--- GOAL ---
Check each line of the records below and collect those that include the word "base".

--- INPUT DATA ---
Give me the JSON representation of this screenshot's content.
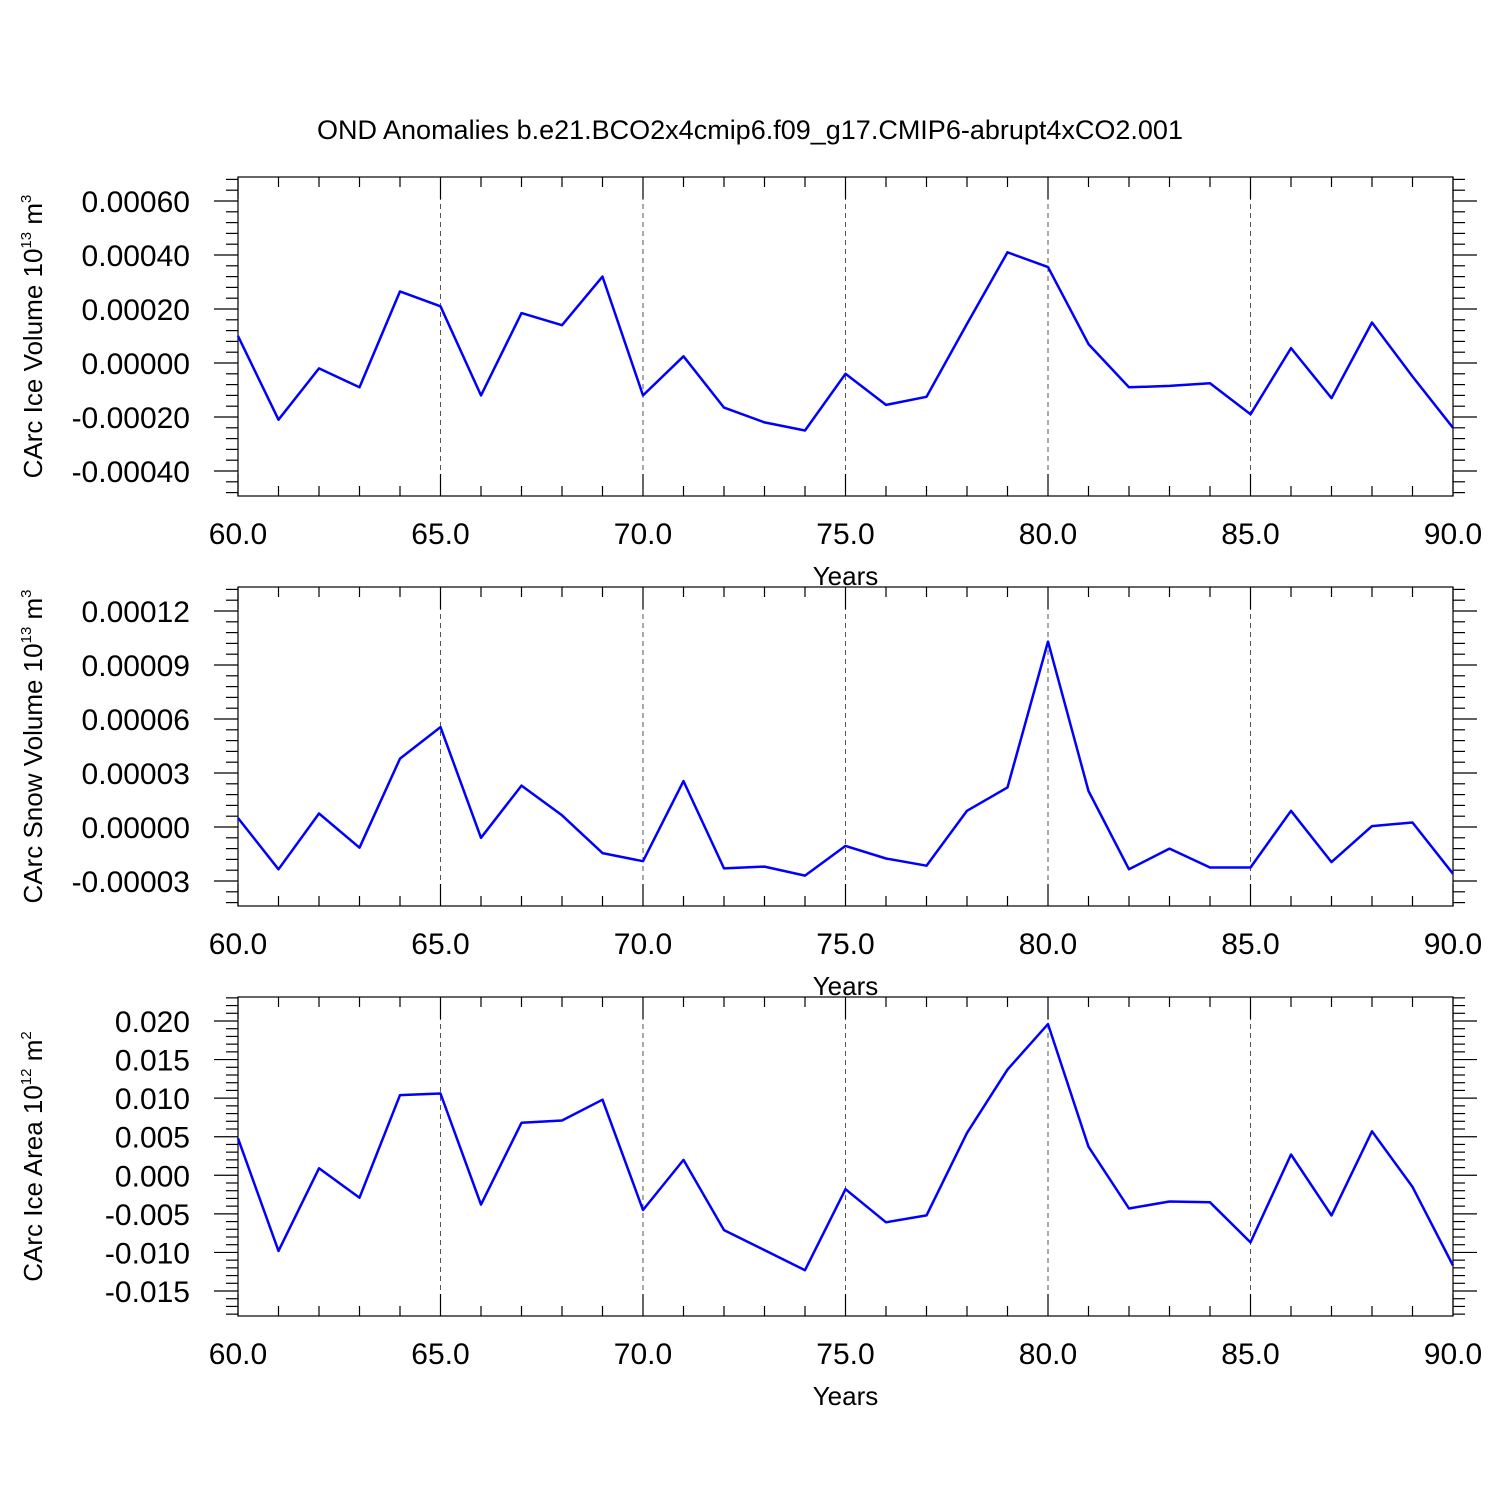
{
  "title": "OND Anomalies b.e21.BCO2x4cmip6.f09_g17.CMIP6-abrupt4xCO2.001",
  "line_color": "#0000ff",
  "chart_data": [
    {
      "type": "line",
      "xlabel": "Years",
      "ylabel": {
        "base": "CArc Ice Volume 10",
        "exp": "13",
        "unit": " m",
        "unit_exp": "3"
      },
      "xlim": [
        60,
        90
      ],
      "ylim": [
        -0.0004,
        0.0006
      ],
      "xticks": [
        60,
        65,
        70,
        75,
        80,
        85,
        90
      ],
      "xtick_labels": [
        "60.0",
        "65.0",
        "70.0",
        "75.0",
        "80.0",
        "85.0",
        "90.0"
      ],
      "yticks": [
        -0.0004,
        -0.0002,
        0,
        0.0002,
        0.0004,
        0.0006
      ],
      "ytick_labels": [
        "-0.00040",
        "-0.00020",
        "0.00000",
        "0.00020",
        "0.00040",
        "0.00060"
      ],
      "x": [
        60,
        61,
        62,
        63,
        64,
        65,
        66,
        67,
        68,
        69,
        70,
        71,
        72,
        73,
        74,
        75,
        76,
        77,
        78,
        79,
        80,
        81,
        82,
        83,
        84,
        85,
        86,
        87,
        88,
        89,
        90
      ],
      "y": [
        0.0001,
        -0.00021,
        -2e-05,
        -9e-05,
        0.000265,
        0.00021,
        -0.00012,
        0.000185,
        0.00014,
        0.00032,
        -0.00012,
        2.5e-05,
        -0.000165,
        -0.00022,
        -0.00025,
        -4e-05,
        -0.000155,
        -0.000125,
        0.000145,
        0.00041,
        0.000355,
        7e-05,
        -9e-05,
        -8.5e-05,
        -7.5e-05,
        -0.00019,
        5.5e-05,
        -0.00013,
        0.00015,
        -5e-05,
        -0.00024
      ]
    },
    {
      "type": "line",
      "xlabel": "Years",
      "ylabel": {
        "base": "CArc Snow Volume 10",
        "exp": "13",
        "unit": " m",
        "unit_exp": "3"
      },
      "xlim": [
        60,
        90
      ],
      "ylim": [
        -3e-05,
        0.00012
      ],
      "xticks": [
        60,
        65,
        70,
        75,
        80,
        85,
        90
      ],
      "xtick_labels": [
        "60.0",
        "65.0",
        "70.0",
        "75.0",
        "80.0",
        "85.0",
        "90.0"
      ],
      "yticks": [
        -3e-05,
        0,
        3e-05,
        6e-05,
        9e-05,
        0.00012
      ],
      "ytick_labels": [
        "-0.00003",
        "0.00000",
        "0.00003",
        "0.00006",
        "0.00009",
        "0.00012"
      ],
      "x": [
        60,
        61,
        62,
        63,
        64,
        65,
        66,
        67,
        68,
        69,
        70,
        71,
        72,
        73,
        74,
        75,
        76,
        77,
        78,
        79,
        80,
        81,
        82,
        83,
        84,
        85,
        86,
        87,
        88,
        89,
        90
      ],
      "y": [
        5e-06,
        -2.35e-05,
        7.5e-06,
        -1.15e-05,
        3.8e-05,
        5.55e-05,
        -6e-06,
        2.3e-05,
        6.5e-06,
        -1.45e-05,
        -1.9e-05,
        2.55e-05,
        -2.3e-05,
        -2.2e-05,
        -2.7e-05,
        -1.05e-05,
        -1.75e-05,
        -2.15e-05,
        9e-06,
        2.2e-05,
        0.000103,
        2e-05,
        -2.35e-05,
        -1.2e-05,
        -2.25e-05,
        -2.25e-05,
        9e-06,
        -1.95e-05,
        5e-07,
        2.5e-06,
        -2.6e-05
      ]
    },
    {
      "type": "line",
      "xlabel": "Years",
      "ylabel": {
        "base": "CArc Ice Area 10",
        "exp": "12",
        "unit": " m",
        "unit_exp": "2"
      },
      "xlim": [
        60,
        90
      ],
      "ylim": [
        -0.015,
        0.02
      ],
      "xticks": [
        60,
        65,
        70,
        75,
        80,
        85,
        90
      ],
      "xtick_labels": [
        "60.0",
        "65.0",
        "70.0",
        "75.0",
        "80.0",
        "85.0",
        "90.0"
      ],
      "yticks": [
        -0.015,
        -0.01,
        -0.005,
        0,
        0.005,
        0.01,
        0.015,
        0.02
      ],
      "ytick_labels": [
        "-0.015",
        "-0.010",
        "-0.005",
        "0.000",
        "0.005",
        "0.010",
        "0.015",
        "0.020"
      ],
      "x": [
        60,
        61,
        62,
        63,
        64,
        65,
        66,
        67,
        68,
        69,
        70,
        71,
        72,
        73,
        74,
        75,
        76,
        77,
        78,
        79,
        80,
        81,
        82,
        83,
        84,
        85,
        86,
        87,
        88,
        89,
        90
      ],
      "y": [
        0.0048,
        -0.0098,
        0.0009,
        -0.0029,
        0.0104,
        0.0106,
        -0.0038,
        0.0068,
        0.0071,
        0.0098,
        -0.0045,
        0.002,
        -0.0071,
        -0.0097,
        -0.0123,
        -0.0018,
        -0.0061,
        -0.0052,
        0.0055,
        0.0137,
        0.0196,
        0.0037,
        -0.0043,
        -0.0034,
        -0.0035,
        -0.0087,
        0.0027,
        -0.0052,
        0.0057,
        -0.0015,
        -0.0117
      ]
    }
  ]
}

--- RESULT ---
        "base": "CArc Ice Volume 10",
        "base": "CArc Snow Volume 10",
        "base": "CArc Ice Area 10",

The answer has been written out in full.